>> Begin
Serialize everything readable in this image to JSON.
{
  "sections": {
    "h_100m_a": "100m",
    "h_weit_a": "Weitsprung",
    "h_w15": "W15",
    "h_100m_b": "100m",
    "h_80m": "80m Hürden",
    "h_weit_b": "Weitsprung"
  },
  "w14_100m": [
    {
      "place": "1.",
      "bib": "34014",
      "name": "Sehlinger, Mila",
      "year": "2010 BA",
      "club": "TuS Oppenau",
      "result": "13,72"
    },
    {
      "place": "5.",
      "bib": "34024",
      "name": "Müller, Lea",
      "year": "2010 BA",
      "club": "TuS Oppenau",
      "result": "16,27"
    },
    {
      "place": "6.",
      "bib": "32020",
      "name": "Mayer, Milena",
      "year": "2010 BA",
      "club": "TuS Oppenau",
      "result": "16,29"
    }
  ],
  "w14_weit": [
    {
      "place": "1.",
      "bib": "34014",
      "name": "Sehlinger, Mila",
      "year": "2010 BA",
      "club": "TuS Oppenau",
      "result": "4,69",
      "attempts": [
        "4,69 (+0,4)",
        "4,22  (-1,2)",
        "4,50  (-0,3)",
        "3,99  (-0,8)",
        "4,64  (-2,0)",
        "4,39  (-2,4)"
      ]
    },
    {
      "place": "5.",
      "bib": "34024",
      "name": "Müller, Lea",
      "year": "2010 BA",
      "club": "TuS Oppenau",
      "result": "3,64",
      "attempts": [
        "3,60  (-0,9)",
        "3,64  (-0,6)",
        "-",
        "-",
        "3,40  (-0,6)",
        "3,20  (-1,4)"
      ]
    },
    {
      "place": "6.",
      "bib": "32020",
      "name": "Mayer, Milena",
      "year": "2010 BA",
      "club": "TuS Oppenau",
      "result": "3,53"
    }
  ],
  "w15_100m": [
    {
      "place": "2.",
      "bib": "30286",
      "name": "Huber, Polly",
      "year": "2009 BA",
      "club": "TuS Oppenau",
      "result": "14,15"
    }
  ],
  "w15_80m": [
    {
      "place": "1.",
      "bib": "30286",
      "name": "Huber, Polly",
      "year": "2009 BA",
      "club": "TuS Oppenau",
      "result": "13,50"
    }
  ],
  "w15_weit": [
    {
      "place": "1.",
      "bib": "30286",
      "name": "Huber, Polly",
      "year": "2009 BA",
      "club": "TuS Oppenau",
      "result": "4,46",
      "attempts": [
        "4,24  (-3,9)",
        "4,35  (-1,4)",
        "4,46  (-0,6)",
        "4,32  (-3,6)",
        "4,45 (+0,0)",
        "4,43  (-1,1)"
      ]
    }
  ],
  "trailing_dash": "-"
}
>> End
Extract from the data every line where "Weitsprung" shows up.

    "h_weit_a": "Weitsprung",
    "h_weit_b": "Weitsprung"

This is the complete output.